In your copy, repeat the records exactly and leave out the pictures.
• • • • •
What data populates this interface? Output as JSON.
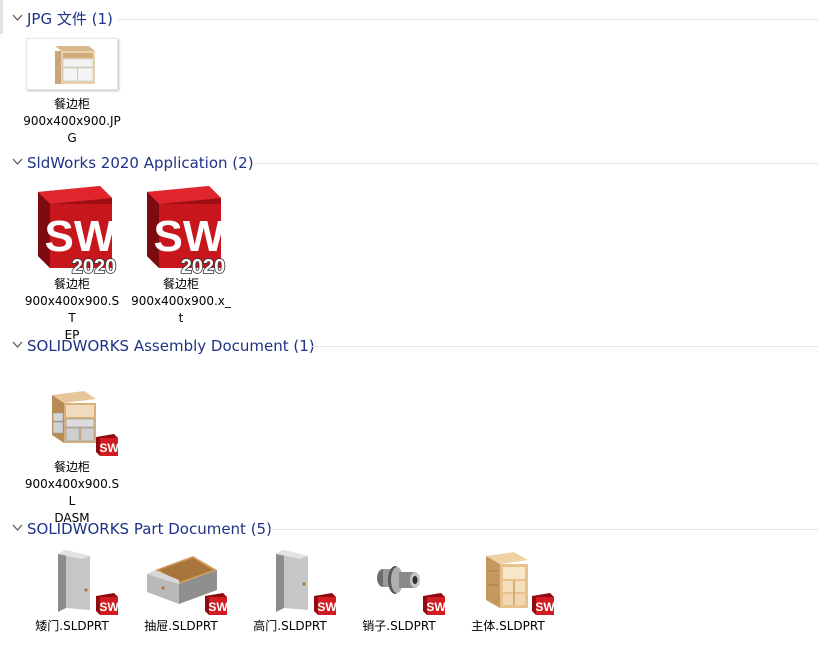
{
  "groups": [
    {
      "title": "JPG 文件 (1)",
      "items": [
        {
          "line1": "餐边柜",
          "line2": "900x400x900.JP",
          "line3": "G",
          "icon": "image-thumbnail-icon"
        }
      ]
    },
    {
      "title": "SldWorks 2020 Application (2)",
      "items": [
        {
          "line1": "餐边柜",
          "line2": "900x400x900.ST",
          "line3": "EP",
          "icon": "solidworks-2020-icon"
        },
        {
          "line1": "餐边柜",
          "line2": "900x400x900.x_",
          "line3": "t",
          "icon": "solidworks-2020-icon"
        }
      ]
    },
    {
      "title": "SOLIDWORKS Assembly Document (1)",
      "items": [
        {
          "line1": "餐边柜",
          "line2": "900x400x900.SL",
          "line3": "DASM",
          "icon": "assembly-cabinet-icon"
        }
      ]
    },
    {
      "title": "SOLIDWORKS Part Document (5)",
      "items": [
        {
          "line1": "矮门.SLDPRT",
          "icon": "door-part-icon"
        },
        {
          "line1": "抽屉.SLDPRT",
          "icon": "drawer-part-icon"
        },
        {
          "line1": "高门.SLDPRT",
          "icon": "door-part-icon"
        },
        {
          "line1": "销子.SLDPRT",
          "icon": "pin-part-icon"
        },
        {
          "line1": "主体.SLDPRT",
          "icon": "frame-part-icon"
        }
      ]
    }
  ],
  "badge": {
    "sw_text": "SW",
    "version_text": "2020"
  },
  "colors": {
    "header": "#1e3287",
    "sw_red": "#c8161d",
    "divider": "#e5e5e5"
  }
}
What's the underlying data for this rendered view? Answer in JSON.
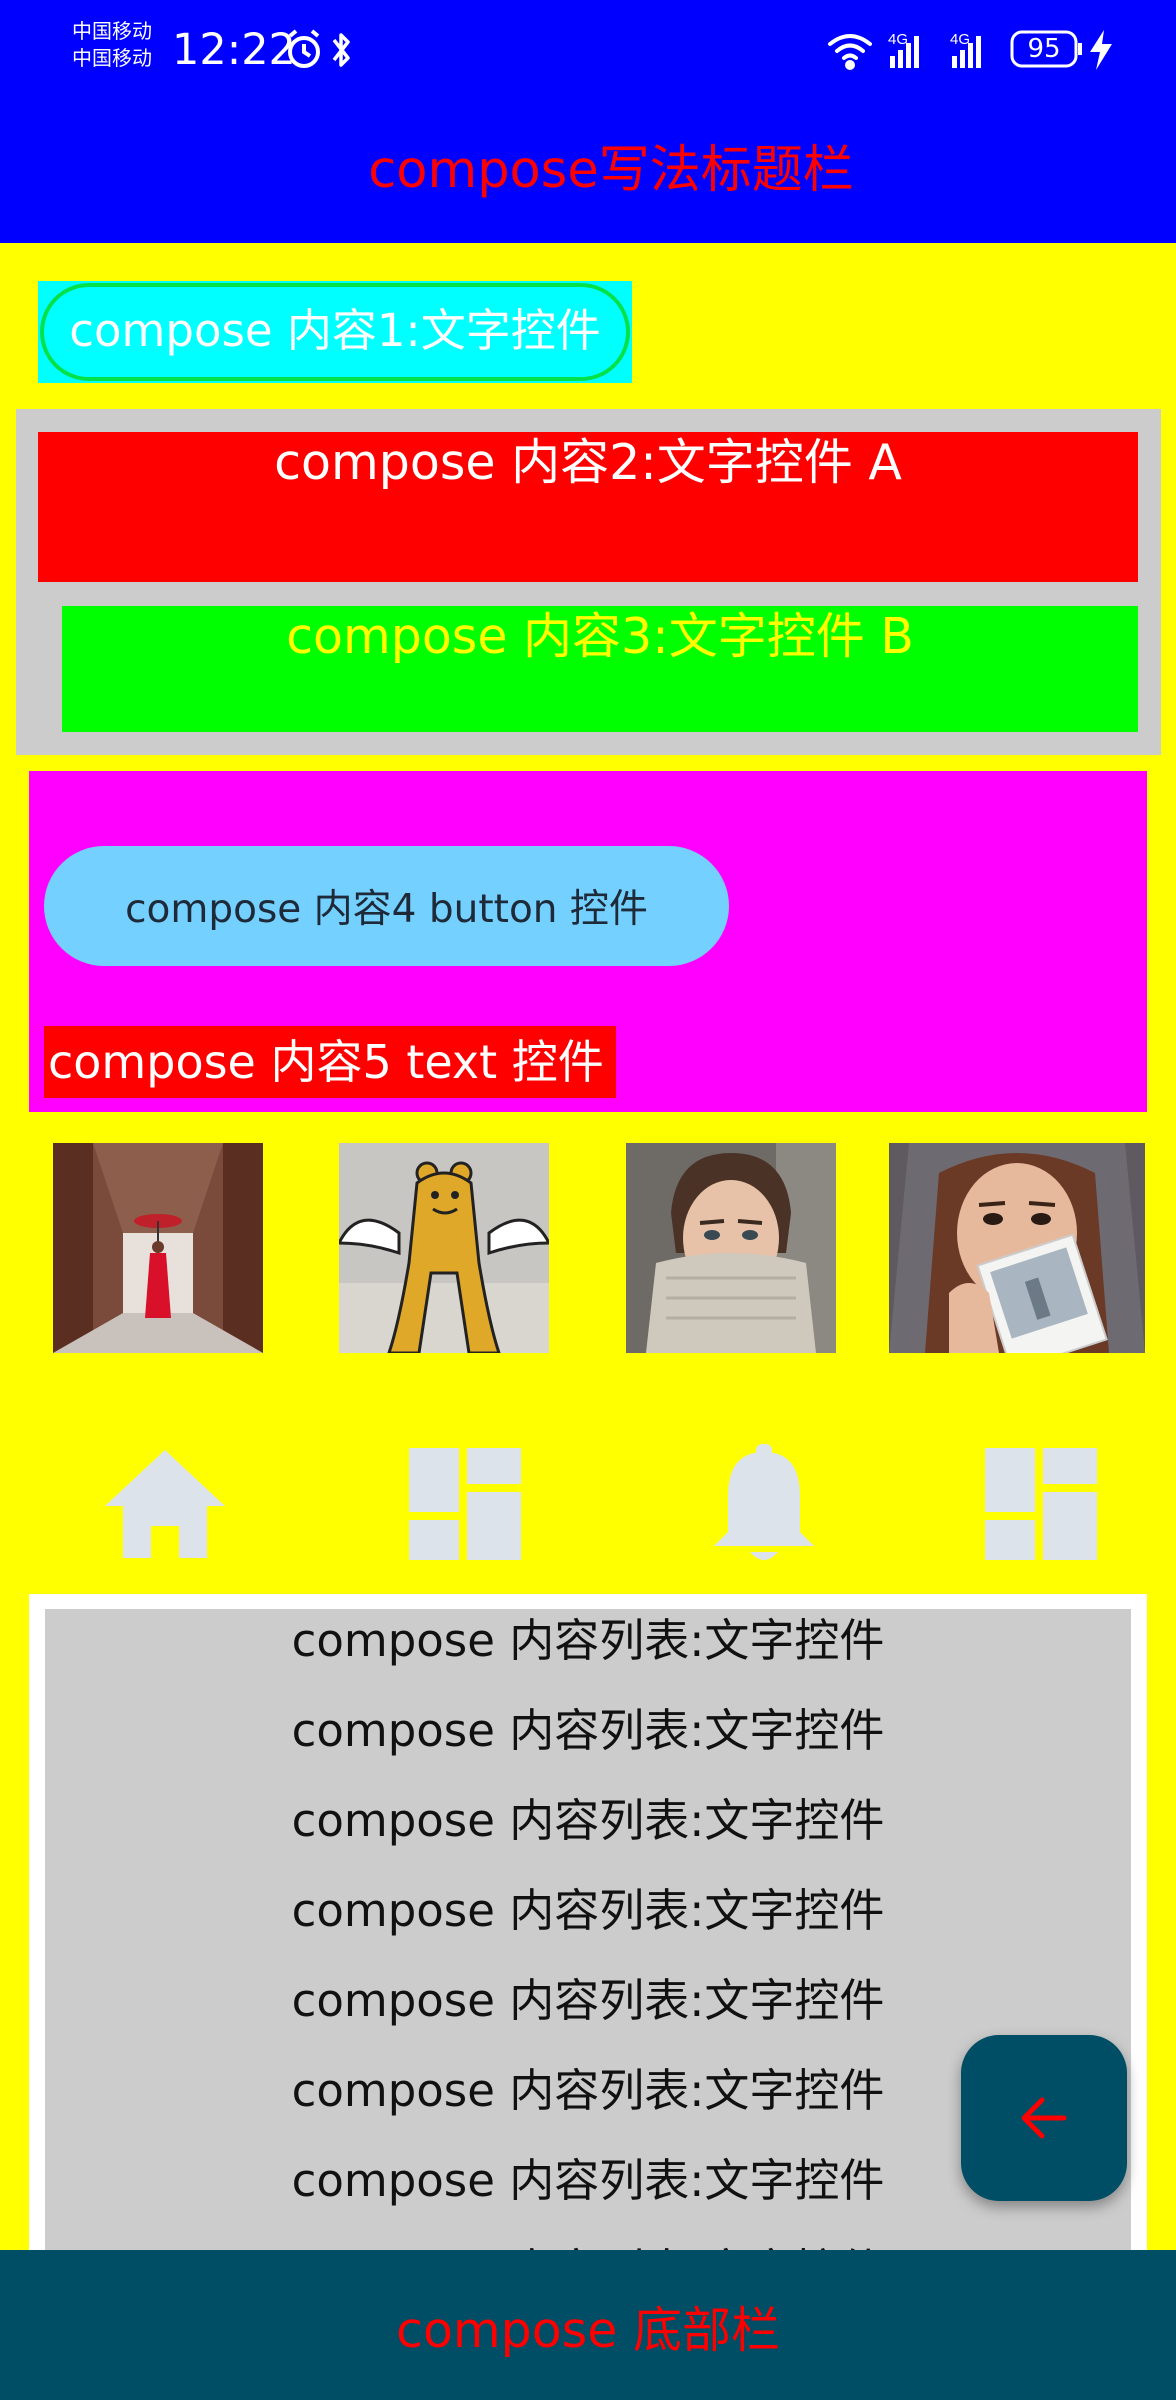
{
  "status_bar": {
    "carrier_1": "中国移动",
    "carrier_2": "中国移动",
    "time": "12:22",
    "battery": "95",
    "icons": [
      "alarm-icon",
      "bluetooth-icon",
      "wifi-icon",
      "signal-4g-icon",
      "signal-4g-icon",
      "battery-icon",
      "charging-icon"
    ]
  },
  "title_bar": {
    "title": "compose写法标题栏"
  },
  "content1": {
    "text": "compose 内容1:文字控件"
  },
  "content2": {
    "text": "compose 内容2:文字控件 A"
  },
  "content3": {
    "text": "compose 内容3:文字控件 B"
  },
  "content4": {
    "button_label": "compose 内容4 button 控件"
  },
  "content5": {
    "text": "compose 内容5 text 控件"
  },
  "images": [
    "photo-monk-umbrella",
    "photo-bear-graffiti",
    "photo-woman-sweater",
    "photo-woman-polaroid"
  ],
  "nav_icons": [
    "home-icon",
    "dashboard-icon",
    "bell-icon",
    "dashboard-icon"
  ],
  "list": {
    "items": [
      "compose 内容列表:文字控件",
      "compose 内容列表:文字控件",
      "compose 内容列表:文字控件",
      "compose 内容列表:文字控件",
      "compose 内容列表:文字控件",
      "compose 内容列表:文字控件",
      "compose 内容列表:文字控件",
      "compose 内容列表:文字控件"
    ]
  },
  "fab": {
    "icon": "arrow-back-icon"
  },
  "bottom_bar": {
    "text": "compose 底部栏"
  },
  "colors": {
    "title_bar_bg": "#0000FF",
    "title_text": "#FF0000",
    "page_bg": "#FFFF00",
    "content1_bg": "#00FFFF",
    "content1_border": "#00E14A",
    "group_gray": "#CCCCCC",
    "content2_bg": "#FF0000",
    "content3_bg": "#00FF00",
    "content3_text": "#FFFF00",
    "magenta_bg": "#FF00FF",
    "button_bg": "#74D0FF",
    "nav_icon": "#DDE3EA",
    "bottom_bar_bg": "#004D66",
    "bottom_text": "#FF0000"
  }
}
• • • • •
# [SOLUTION FOR THIS PROBLEM]
What data populates this interface? Output as JSON.
{
  "groups": [
    {
      "title": "JPG 文件 (1)",
      "items": [
        {
          "line1": "餐边柜",
          "line2": "900x400x900.JP",
          "line3": "G",
          "icon": "image-thumbnail-icon"
        }
      ]
    },
    {
      "title": "SldWorks 2020 Application (2)",
      "items": [
        {
          "line1": "餐边柜",
          "line2": "900x400x900.ST",
          "line3": "EP",
          "icon": "solidworks-2020-icon"
        },
        {
          "line1": "餐边柜",
          "line2": "900x400x900.x_",
          "line3": "t",
          "icon": "solidworks-2020-icon"
        }
      ]
    },
    {
      "title": "SOLIDWORKS Assembly Document (1)",
      "items": [
        {
          "line1": "餐边柜",
          "line2": "900x400x900.SL",
          "line3": "DASM",
          "icon": "assembly-cabinet-icon"
        }
      ]
    },
    {
      "title": "SOLIDWORKS Part Document (5)",
      "items": [
        {
          "line1": "矮门.SLDPRT",
          "icon": "door-part-icon"
        },
        {
          "line1": "抽屉.SLDPRT",
          "icon": "drawer-part-icon"
        },
        {
          "line1": "高门.SLDPRT",
          "icon": "door-part-icon"
        },
        {
          "line1": "销子.SLDPRT",
          "icon": "pin-part-icon"
        },
        {
          "line1": "主体.SLDPRT",
          "icon": "frame-part-icon"
        }
      ]
    }
  ],
  "badge": {
    "sw_text": "SW",
    "version_text": "2020"
  },
  "colors": {
    "header": "#1e3287",
    "sw_red": "#c8161d",
    "divider": "#e5e5e5"
  }
}
What's the underlying data for this rendered view? Answer in JSON.
{
  "status_bar": {
    "carrier_1": "中国移动",
    "carrier_2": "中国移动",
    "time": "12:22",
    "battery": "95",
    "icons": [
      "alarm-icon",
      "bluetooth-icon",
      "wifi-icon",
      "signal-4g-icon",
      "signal-4g-icon",
      "battery-icon",
      "charging-icon"
    ]
  },
  "title_bar": {
    "title": "compose写法标题栏"
  },
  "content1": {
    "text": "compose 内容1:文字控件"
  },
  "content2": {
    "text": "compose 内容2:文字控件 A"
  },
  "content3": {
    "text": "compose 内容3:文字控件 B"
  },
  "content4": {
    "button_label": "compose 内容4 button 控件"
  },
  "content5": {
    "text": "compose 内容5 text 控件"
  },
  "images": [
    "photo-monk-umbrella",
    "photo-bear-graffiti",
    "photo-woman-sweater",
    "photo-woman-polaroid"
  ],
  "nav_icons": [
    "home-icon",
    "dashboard-icon",
    "bell-icon",
    "dashboard-icon"
  ],
  "list": {
    "items": [
      "compose 内容列表:文字控件",
      "compose 内容列表:文字控件",
      "compose 内容列表:文字控件",
      "compose 内容列表:文字控件",
      "compose 内容列表:文字控件",
      "compose 内容列表:文字控件",
      "compose 内容列表:文字控件",
      "compose 内容列表:文字控件"
    ]
  },
  "fab": {
    "icon": "arrow-back-icon"
  },
  "bottom_bar": {
    "text": "compose 底部栏"
  },
  "colors": {
    "title_bar_bg": "#0000FF",
    "title_text": "#FF0000",
    "page_bg": "#FFFF00",
    "content1_bg": "#00FFFF",
    "content1_border": "#00E14A",
    "group_gray": "#CCCCCC",
    "content2_bg": "#FF0000",
    "content3_bg": "#00FF00",
    "content3_text": "#FFFF00",
    "magenta_bg": "#FF00FF",
    "button_bg": "#74D0FF",
    "nav_icon": "#DDE3EA",
    "bottom_bar_bg": "#004D66",
    "bottom_text": "#FF0000"
  }
}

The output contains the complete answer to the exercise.